DATA FOR PROCESSING ->

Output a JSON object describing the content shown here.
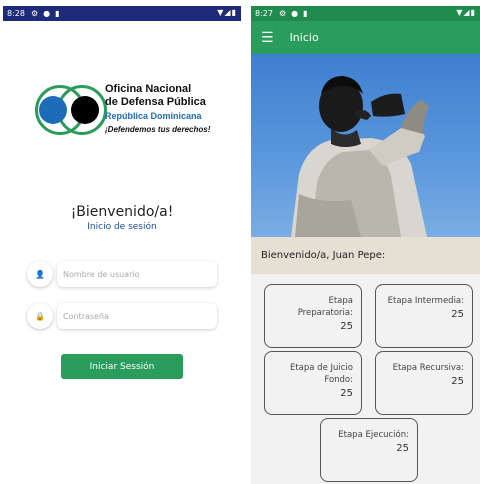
{
  "login_screen": {
    "status_time": "8:28",
    "logo": {
      "line1": "Oficina Nacional",
      "line2": "de Defensa Pública",
      "line3": "República Dominicana",
      "tagline": "¡Defendemos tus derechos!"
    },
    "welcome": "¡Bienvenido/a!",
    "subtitle": "Inicio de sesión",
    "username_placeholder": "Nombre de usuario",
    "password_placeholder": "Contraseña",
    "login_button": "Iniciar Sessión"
  },
  "home_screen": {
    "status_time": "8:27",
    "app_title": "Inicio",
    "greeting": "Bienvenido/a, Juan Pepe:",
    "cards": [
      {
        "label": "Etapa Preparatoria:",
        "value": "25"
      },
      {
        "label": "Etapa Intermedia:",
        "value": "25"
      },
      {
        "label": "Etapa de Juicio Fondo:",
        "value": "25"
      },
      {
        "label": "Etapa Recursiva:",
        "value": "25"
      },
      {
        "label": "Etapa Ejecución:",
        "value": "25"
      }
    ]
  },
  "colors": {
    "brand_green": "#2a9d5c",
    "status_bar_navy": "#1e2a7a",
    "status_bar_green": "#1f8c4e",
    "logo_blue": "#1d6cb7",
    "greeting_band": "#e6dfd3"
  },
  "icons": [
    "settings-icon",
    "shield-icon",
    "sd-card-icon",
    "wifi-icon",
    "signal-icon",
    "battery-icon",
    "menu-icon",
    "user-icon",
    "lock-icon"
  ]
}
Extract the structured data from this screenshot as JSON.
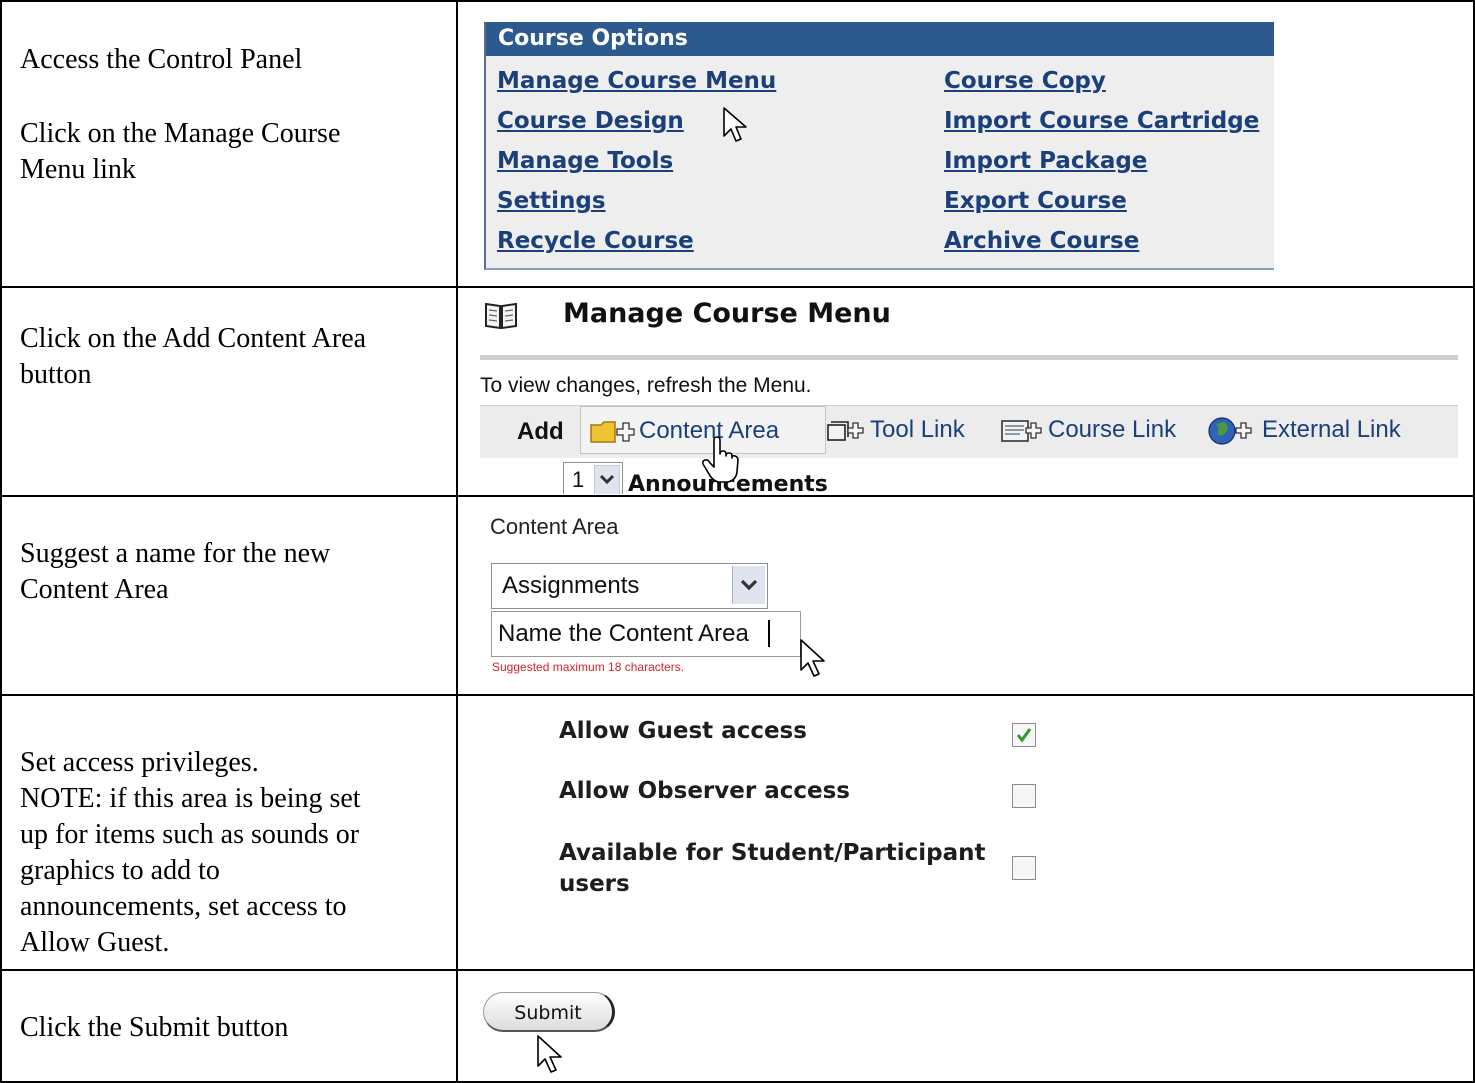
{
  "rows": [
    {
      "instruction_lines": [
        "Access the Control Panel",
        "",
        "Click on the Manage Course",
        "Menu link"
      ]
    },
    {
      "instruction_lines": [
        "Click on the Add Content Area",
        "button"
      ]
    },
    {
      "instruction_lines": [
        "Suggest a name for the new",
        "Content Area"
      ]
    },
    {
      "instruction_lines": [
        "Set access privileges.",
        "NOTE: if this area is being set",
        "up for items such as sounds or",
        "graphics to add to",
        "announcements, set access to",
        "Allow Guest."
      ]
    },
    {
      "instruction_lines": [
        "Click the Submit button"
      ]
    }
  ],
  "course_options": {
    "title": "Course Options",
    "col1": [
      "Manage Course Menu",
      "Course Design",
      "Manage Tools",
      "Settings",
      "Recycle Course"
    ],
    "col2": [
      "Course Copy",
      "Import Course Cartridge",
      "Import Package",
      "Export Course",
      "Archive Course"
    ]
  },
  "manage_menu": {
    "title": "Manage Course Menu",
    "note": "To view changes, refresh the Menu.",
    "add_label": "Add",
    "buttons": [
      "Content Area",
      "Tool Link",
      "Course Link",
      "External Link"
    ],
    "row_number": "1",
    "row_name": "Announcements"
  },
  "content_area": {
    "label": "Content Area",
    "selected": "Assignments",
    "input_value": "Name the Content Area",
    "hint": "Suggested maximum 18 characters."
  },
  "access": {
    "options": [
      {
        "label": "Allow Guest access",
        "checked": true
      },
      {
        "label": "Allow Observer access",
        "checked": false
      },
      {
        "label": "Available for Student/Participant users",
        "checked": false
      }
    ]
  },
  "submit": {
    "label": "Submit"
  },
  "colors": {
    "header_blue": "#2d5a8e",
    "link_blue": "#1a3f7a",
    "hint_red": "#d2232a",
    "check_green": "#2f9a2f"
  }
}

EXERCISE OBJECTIVE -> Of the lines in the material above, state how many contain the string "Etapa"; give no other text.

EXERCISE OUTPUT -> 5